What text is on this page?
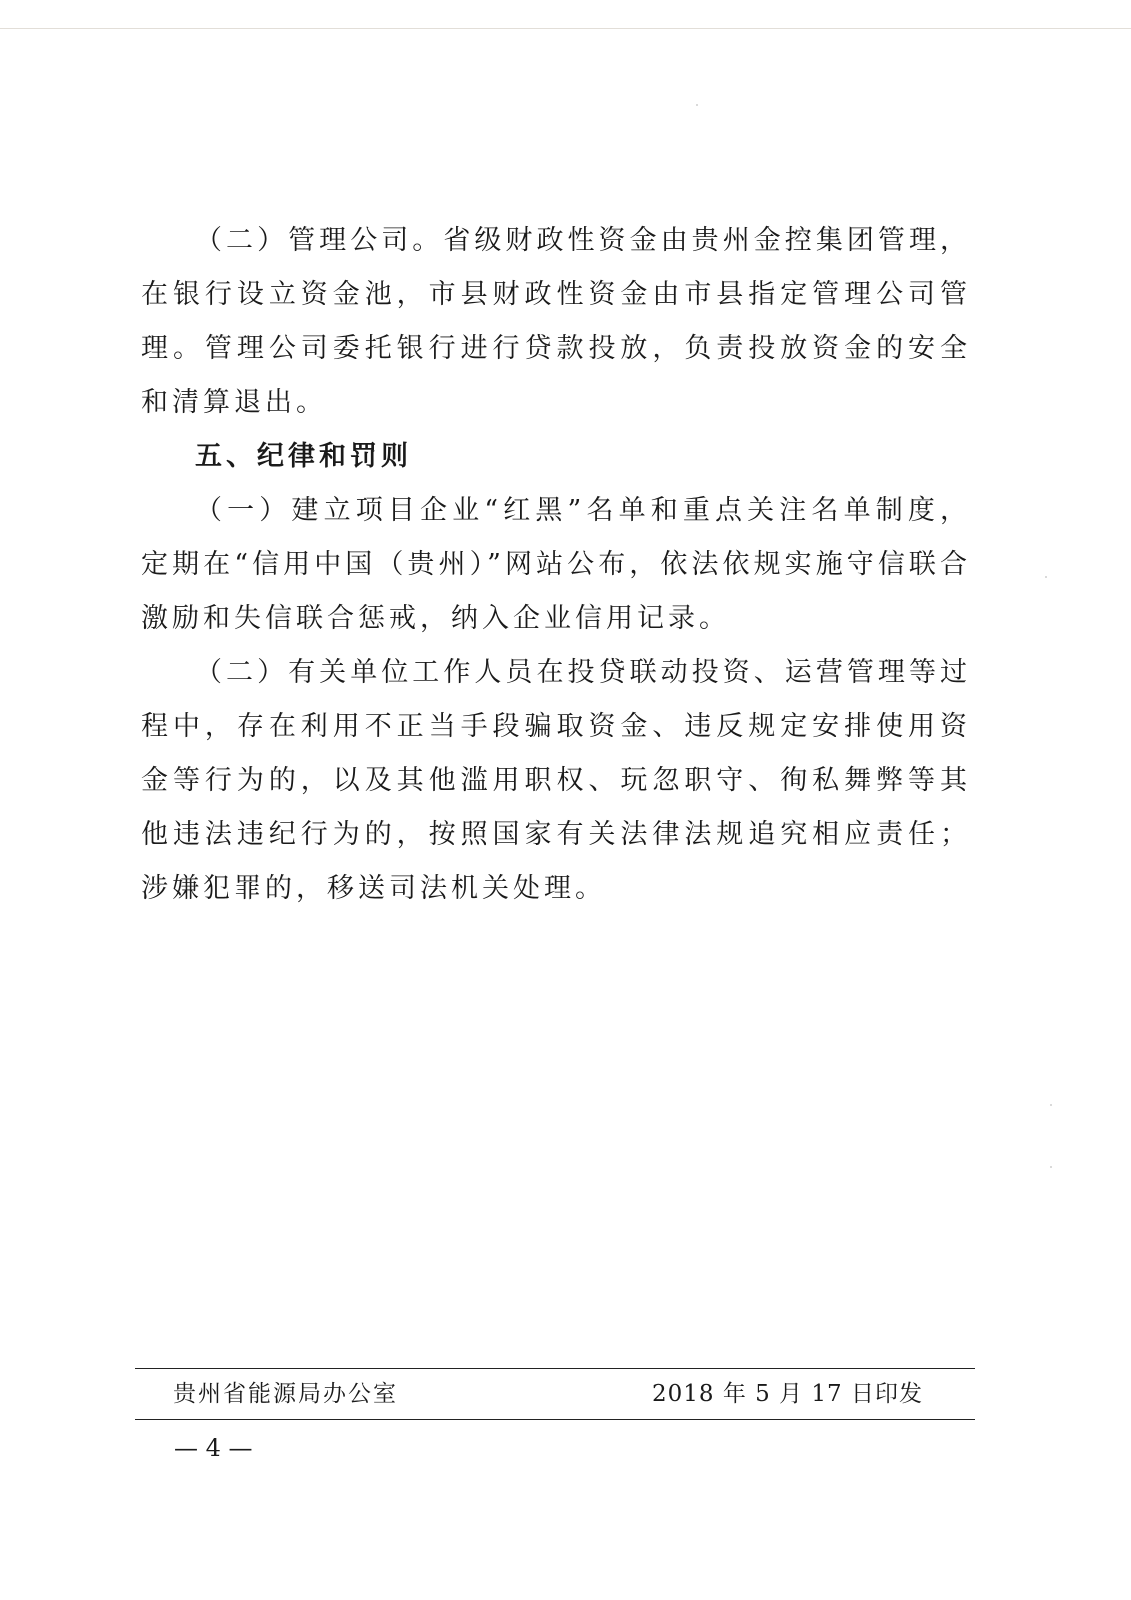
（二）管理公司。省级财政性资金由贵州金控集团管理，在银行设立资金池，市县财政性资金由市县指定管理公司管理。管理公司委托银行进行贷款投放，负责投放资金的安全和清算退出。

五、纪律和罚则

（一）建立项目企业“红黑”名单和重点关注名单制度，定期在“信用中国（贵州）”网站公布，依法依规实施守信联合激励和失信联合惩戒，纳入企业信用记录。

（二）有关单位工作人员在投贷联动投资、运营管理等过程中，存在利用不正当手段骗取资金、违反规定安排使用资金等行为的，以及其他滥用职权、玩忽职守、徇私舞弊等其他违法违纪行为的，按照国家有关法律法规追究相应责任；涉嫌犯罪的，移送司法机关处理。

贵州省能源局办公室	2018 年 5 月 17 日印发
— 4 —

————

**Stated exercise:** Leave the pictures out and copy the rest of the data exactly.

**Answer to this exercise:**
What text is on this page?
（二）管理公司。省级财政性资金由贵州金控集团管理，在银行设立资金池，市县财政性资金由市县指定管理公司管理。管理公司委托银行进行贷款投放，负责投放资金的安全和清算退出。

五、纪律和罚则

（一）建立项目企业“红黑”名单和重点关注名单制度，定期在“信用中国（贵州）”网站公布，依法依规实施守信联合激励和失信联合惩戒，纳入企业信用记录。

（二）有关单位工作人员在投贷联动投资、运营管理等过程中，存在利用不正当手段骗取资金、违反规定安排使用资金等行为的，以及其他滥用职权、玩忽职守、徇私舞弊等其他违法违纪行为的，按照国家有关法律法规追究相应责任；涉嫌犯罪的，移送司法机关处理。

贵州省能源局办公室	2018 年 5 月 17 日印发
— 4 —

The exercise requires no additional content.